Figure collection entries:
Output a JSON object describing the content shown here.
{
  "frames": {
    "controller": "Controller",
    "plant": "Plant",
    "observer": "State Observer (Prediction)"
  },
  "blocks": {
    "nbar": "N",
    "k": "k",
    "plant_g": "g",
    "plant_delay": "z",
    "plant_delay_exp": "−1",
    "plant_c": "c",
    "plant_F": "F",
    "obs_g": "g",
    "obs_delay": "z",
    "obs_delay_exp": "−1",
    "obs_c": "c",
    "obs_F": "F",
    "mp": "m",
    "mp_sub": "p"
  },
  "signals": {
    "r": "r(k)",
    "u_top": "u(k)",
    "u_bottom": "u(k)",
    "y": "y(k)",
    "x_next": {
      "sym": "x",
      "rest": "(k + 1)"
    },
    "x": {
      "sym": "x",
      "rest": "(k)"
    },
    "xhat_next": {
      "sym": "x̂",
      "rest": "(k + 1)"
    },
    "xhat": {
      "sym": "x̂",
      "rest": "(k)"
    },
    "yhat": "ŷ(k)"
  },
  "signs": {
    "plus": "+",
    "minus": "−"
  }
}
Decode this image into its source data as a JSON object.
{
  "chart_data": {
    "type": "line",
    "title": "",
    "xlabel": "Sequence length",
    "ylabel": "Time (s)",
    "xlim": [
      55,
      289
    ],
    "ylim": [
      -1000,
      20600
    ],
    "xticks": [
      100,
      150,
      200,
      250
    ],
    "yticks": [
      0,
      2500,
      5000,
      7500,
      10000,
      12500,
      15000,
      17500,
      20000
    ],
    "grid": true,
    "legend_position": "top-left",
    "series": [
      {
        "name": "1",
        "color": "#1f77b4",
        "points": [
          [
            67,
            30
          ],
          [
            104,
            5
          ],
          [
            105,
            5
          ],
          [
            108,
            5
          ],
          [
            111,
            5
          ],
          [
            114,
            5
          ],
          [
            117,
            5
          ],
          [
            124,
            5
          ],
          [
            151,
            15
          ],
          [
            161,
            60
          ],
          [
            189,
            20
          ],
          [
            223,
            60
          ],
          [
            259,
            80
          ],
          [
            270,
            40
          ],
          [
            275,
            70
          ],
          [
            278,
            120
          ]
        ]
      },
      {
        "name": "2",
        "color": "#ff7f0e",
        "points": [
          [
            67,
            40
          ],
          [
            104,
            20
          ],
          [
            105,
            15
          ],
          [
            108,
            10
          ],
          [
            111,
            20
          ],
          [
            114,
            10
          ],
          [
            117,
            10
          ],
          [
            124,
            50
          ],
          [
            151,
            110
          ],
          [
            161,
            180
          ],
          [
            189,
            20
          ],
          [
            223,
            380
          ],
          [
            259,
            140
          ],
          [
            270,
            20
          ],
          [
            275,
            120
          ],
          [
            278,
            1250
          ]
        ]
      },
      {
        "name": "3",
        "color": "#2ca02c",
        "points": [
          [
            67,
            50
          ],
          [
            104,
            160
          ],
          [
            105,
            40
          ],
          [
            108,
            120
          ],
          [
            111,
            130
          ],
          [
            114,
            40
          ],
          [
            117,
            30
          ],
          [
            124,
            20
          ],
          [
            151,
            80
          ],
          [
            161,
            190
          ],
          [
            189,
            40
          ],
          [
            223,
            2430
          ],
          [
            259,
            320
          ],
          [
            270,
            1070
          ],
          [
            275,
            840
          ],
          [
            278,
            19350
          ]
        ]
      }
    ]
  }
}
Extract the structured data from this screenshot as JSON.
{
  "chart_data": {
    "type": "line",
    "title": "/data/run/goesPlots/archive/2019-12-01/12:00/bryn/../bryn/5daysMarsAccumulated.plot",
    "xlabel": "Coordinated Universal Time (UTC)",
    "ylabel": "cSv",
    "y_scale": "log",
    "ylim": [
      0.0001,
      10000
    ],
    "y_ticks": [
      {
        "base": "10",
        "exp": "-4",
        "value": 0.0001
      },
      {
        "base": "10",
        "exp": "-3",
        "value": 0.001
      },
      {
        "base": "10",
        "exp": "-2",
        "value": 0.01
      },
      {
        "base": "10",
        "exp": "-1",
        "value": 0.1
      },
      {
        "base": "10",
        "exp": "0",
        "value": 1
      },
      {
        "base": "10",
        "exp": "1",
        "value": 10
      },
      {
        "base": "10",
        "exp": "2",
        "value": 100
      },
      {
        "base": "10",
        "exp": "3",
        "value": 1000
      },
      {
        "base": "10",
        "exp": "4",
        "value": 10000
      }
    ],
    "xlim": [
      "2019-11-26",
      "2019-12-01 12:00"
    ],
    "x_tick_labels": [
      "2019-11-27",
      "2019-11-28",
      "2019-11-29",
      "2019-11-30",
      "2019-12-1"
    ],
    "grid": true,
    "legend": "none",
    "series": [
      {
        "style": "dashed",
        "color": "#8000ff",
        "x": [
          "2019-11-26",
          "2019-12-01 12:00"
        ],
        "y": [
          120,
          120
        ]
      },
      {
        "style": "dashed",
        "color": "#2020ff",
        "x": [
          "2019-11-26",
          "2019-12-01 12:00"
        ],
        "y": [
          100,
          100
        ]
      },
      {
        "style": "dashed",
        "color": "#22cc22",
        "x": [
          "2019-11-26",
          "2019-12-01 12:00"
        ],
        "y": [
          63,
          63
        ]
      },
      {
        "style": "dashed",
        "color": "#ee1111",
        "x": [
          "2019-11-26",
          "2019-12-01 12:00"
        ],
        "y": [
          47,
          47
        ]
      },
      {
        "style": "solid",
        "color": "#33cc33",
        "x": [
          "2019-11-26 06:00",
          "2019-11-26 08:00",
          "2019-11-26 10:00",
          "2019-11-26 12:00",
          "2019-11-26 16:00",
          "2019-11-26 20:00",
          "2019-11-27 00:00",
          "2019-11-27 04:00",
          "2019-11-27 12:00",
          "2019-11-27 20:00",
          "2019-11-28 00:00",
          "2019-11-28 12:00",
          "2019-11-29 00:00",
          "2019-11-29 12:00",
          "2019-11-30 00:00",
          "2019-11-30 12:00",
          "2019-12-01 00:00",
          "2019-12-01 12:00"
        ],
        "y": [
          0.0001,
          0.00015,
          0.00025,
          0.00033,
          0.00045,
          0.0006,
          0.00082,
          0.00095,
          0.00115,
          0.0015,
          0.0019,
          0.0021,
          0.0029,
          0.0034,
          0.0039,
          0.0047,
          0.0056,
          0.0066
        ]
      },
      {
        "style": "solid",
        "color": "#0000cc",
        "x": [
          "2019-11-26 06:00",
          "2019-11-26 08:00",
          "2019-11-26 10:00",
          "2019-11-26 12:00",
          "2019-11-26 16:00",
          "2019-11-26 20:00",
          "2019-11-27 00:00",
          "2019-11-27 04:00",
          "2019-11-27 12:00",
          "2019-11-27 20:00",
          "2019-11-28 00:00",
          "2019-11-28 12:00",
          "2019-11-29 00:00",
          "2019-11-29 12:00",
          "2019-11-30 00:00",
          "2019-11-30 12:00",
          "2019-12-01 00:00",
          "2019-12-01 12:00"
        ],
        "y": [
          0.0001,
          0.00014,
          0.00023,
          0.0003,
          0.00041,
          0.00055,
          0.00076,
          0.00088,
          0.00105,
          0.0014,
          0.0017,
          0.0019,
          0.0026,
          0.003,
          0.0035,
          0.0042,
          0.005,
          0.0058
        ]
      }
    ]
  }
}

Task objective ->
Transcribe each record exactly. Leave nothing out.

Result of this exercise ->
Output a JSON object describing the content shown here.
{
  "frames": {
    "controller": "Controller",
    "plant": "Plant",
    "observer": "State Observer (Prediction)"
  },
  "blocks": {
    "nbar": "N",
    "k": "k",
    "plant_g": "g",
    "plant_delay": "z",
    "plant_delay_exp": "−1",
    "plant_c": "c",
    "plant_F": "F",
    "obs_g": "g",
    "obs_delay": "z",
    "obs_delay_exp": "−1",
    "obs_c": "c",
    "obs_F": "F",
    "mp": "m",
    "mp_sub": "p"
  },
  "signals": {
    "r": "r(k)",
    "u_top": "u(k)",
    "u_bottom": "u(k)",
    "y": "y(k)",
    "x_next": {
      "sym": "x",
      "rest": "(k + 1)"
    },
    "x": {
      "sym": "x",
      "rest": "(k)"
    },
    "xhat_next": {
      "sym": "x̂",
      "rest": "(k + 1)"
    },
    "xhat": {
      "sym": "x̂",
      "rest": "(k)"
    },
    "yhat": "ŷ(k)"
  },
  "signs": {
    "plus": "+",
    "minus": "−"
  }
}
Decode this image into its source data as a JSON object.
{
  "chart_data": {
    "type": "line",
    "title": "",
    "xlabel": "Sequence length",
    "ylabel": "Time (s)",
    "xlim": [
      55,
      289
    ],
    "ylim": [
      -1000,
      20600
    ],
    "xticks": [
      100,
      150,
      200,
      250
    ],
    "yticks": [
      0,
      2500,
      5000,
      7500,
      10000,
      12500,
      15000,
      17500,
      20000
    ],
    "grid": true,
    "legend_position": "top-left",
    "series": [
      {
        "name": "1",
        "color": "#1f77b4",
        "points": [
          [
            67,
            30
          ],
          [
            104,
            5
          ],
          [
            105,
            5
          ],
          [
            108,
            5
          ],
          [
            111,
            5
          ],
          [
            114,
            5
          ],
          [
            117,
            5
          ],
          [
            124,
            5
          ],
          [
            151,
            15
          ],
          [
            161,
            60
          ],
          [
            189,
            20
          ],
          [
            223,
            60
          ],
          [
            259,
            80
          ],
          [
            270,
            40
          ],
          [
            275,
            70
          ],
          [
            278,
            120
          ]
        ]
      },
      {
        "name": "2",
        "color": "#ff7f0e",
        "points": [
          [
            67,
            40
          ],
          [
            104,
            20
          ],
          [
            105,
            15
          ],
          [
            108,
            10
          ],
          [
            111,
            20
          ],
          [
            114,
            10
          ],
          [
            117,
            10
          ],
          [
            124,
            50
          ],
          [
            151,
            110
          ],
          [
            161,
            180
          ],
          [
            189,
            20
          ],
          [
            223,
            380
          ],
          [
            259,
            140
          ],
          [
            270,
            20
          ],
          [
            275,
            120
          ],
          [
            278,
            1250
          ]
        ]
      },
      {
        "name": "3",
        "color": "#2ca02c",
        "points": [
          [
            67,
            50
          ],
          [
            104,
            160
          ],
          [
            105,
            40
          ],
          [
            108,
            120
          ],
          [
            111,
            130
          ],
          [
            114,
            40
          ],
          [
            117,
            30
          ],
          [
            124,
            20
          ],
          [
            151,
            80
          ],
          [
            161,
            190
          ],
          [
            189,
            40
          ],
          [
            223,
            2430
          ],
          [
            259,
            320
          ],
          [
            270,
            1070
          ],
          [
            275,
            840
          ],
          [
            278,
            19350
          ]
        ]
      }
    ]
  }
}
Extract the structured data from this screenshot as JSON.
{
  "chart_data": {
    "type": "line",
    "title": "/data/run/goesPlots/archive/2019-12-01/12:00/bryn/../bryn/5daysMarsAccumulated.plot",
    "xlabel": "Coordinated Universal Time (UTC)",
    "ylabel": "cSv",
    "y_scale": "log",
    "ylim": [
      0.0001,
      10000
    ],
    "y_ticks": [
      {
        "base": "10",
        "exp": "-4",
        "value": 0.0001
      },
      {
        "base": "10",
        "exp": "-3",
        "value": 0.001
      },
      {
        "base": "10",
        "exp": "-2",
        "value": 0.01
      },
      {
        "base": "10",
        "exp": "-1",
        "value": 0.1
      },
      {
        "base": "10",
        "exp": "0",
        "value": 1
      },
      {
        "base": "10",
        "exp": "1",
        "value": 10
      },
      {
        "base": "10",
        "exp": "2",
        "value": 100
      },
      {
        "base": "10",
        "exp": "3",
        "value": 1000
      },
      {
        "base": "10",
        "exp": "4",
        "value": 10000
      }
    ],
    "xlim": [
      "2019-11-26",
      "2019-12-01 12:00"
    ],
    "x_tick_labels": [
      "2019-11-27",
      "2019-11-28",
      "2019-11-29",
      "2019-11-30",
      "2019-12-1"
    ],
    "grid": true,
    "legend": "none",
    "series": [
      {
        "style": "dashed",
        "color": "#8000ff",
        "x": [
          "2019-11-26",
          "2019-12-01 12:00"
        ],
        "y": [
          120,
          120
        ]
      },
      {
        "style": "dashed",
        "color": "#2020ff",
        "x": [
          "2019-11-26",
          "2019-12-01 12:00"
        ],
        "y": [
          100,
          100
        ]
      },
      {
        "style": "dashed",
        "color": "#22cc22",
        "x": [
          "2019-11-26",
          "2019-12-01 12:00"
        ],
        "y": [
          63,
          63
        ]
      },
      {
        "style": "dashed",
        "color": "#ee1111",
        "x": [
          "2019-11-26",
          "2019-12-01 12:00"
        ],
        "y": [
          47,
          47
        ]
      },
      {
        "style": "solid",
        "color": "#33cc33",
        "x": [
          "2019-11-26 06:00",
          "2019-11-26 08:00",
          "2019-11-26 10:00",
          "2019-11-26 12:00",
          "2019-11-26 16:00",
          "2019-11-26 20:00",
          "2019-11-27 00:00",
          "2019-11-27 04:00",
          "2019-11-27 12:00",
          "2019-11-27 20:00",
          "2019-11-28 00:00",
          "2019-11-28 12:00",
          "2019-11-29 00:00",
          "2019-11-29 12:00",
          "2019-11-30 00:00",
          "2019-11-30 12:00",
          "2019-12-01 00:00",
          "2019-12-01 12:00"
        ],
        "y": [
          0.0001,
          0.00015,
          0.00025,
          0.00033,
          0.00045,
          0.0006,
          0.00082,
          0.00095,
          0.00115,
          0.0015,
          0.0019,
          0.0021,
          0.0029,
          0.0034,
          0.0039,
          0.0047,
          0.0056,
          0.0066
        ]
      },
      {
        "style": "solid",
        "color": "#0000cc",
        "x": [
          "2019-11-26 06:00",
          "2019-11-26 08:00",
          "2019-11-26 10:00",
          "2019-11-26 12:00",
          "2019-11-26 16:00",
          "2019-11-26 20:00",
          "2019-11-27 00:00",
          "2019-11-27 04:00",
          "2019-11-27 12:00",
          "2019-11-27 20:00",
          "2019-11-28 00:00",
          "2019-11-28 12:00",
          "2019-11-29 00:00",
          "2019-11-29 12:00",
          "2019-11-30 00:00",
          "2019-11-30 12:00",
          "2019-12-01 00:00",
          "2019-12-01 12:00"
        ],
        "y": [
          0.0001,
          0.00014,
          0.00023,
          0.0003,
          0.00041,
          0.00055,
          0.00076,
          0.00088,
          0.00105,
          0.0014,
          0.0017,
          0.0019,
          0.0026,
          0.003,
          0.0035,
          0.0042,
          0.005,
          0.0058
        ]
      }
    ]
  }
}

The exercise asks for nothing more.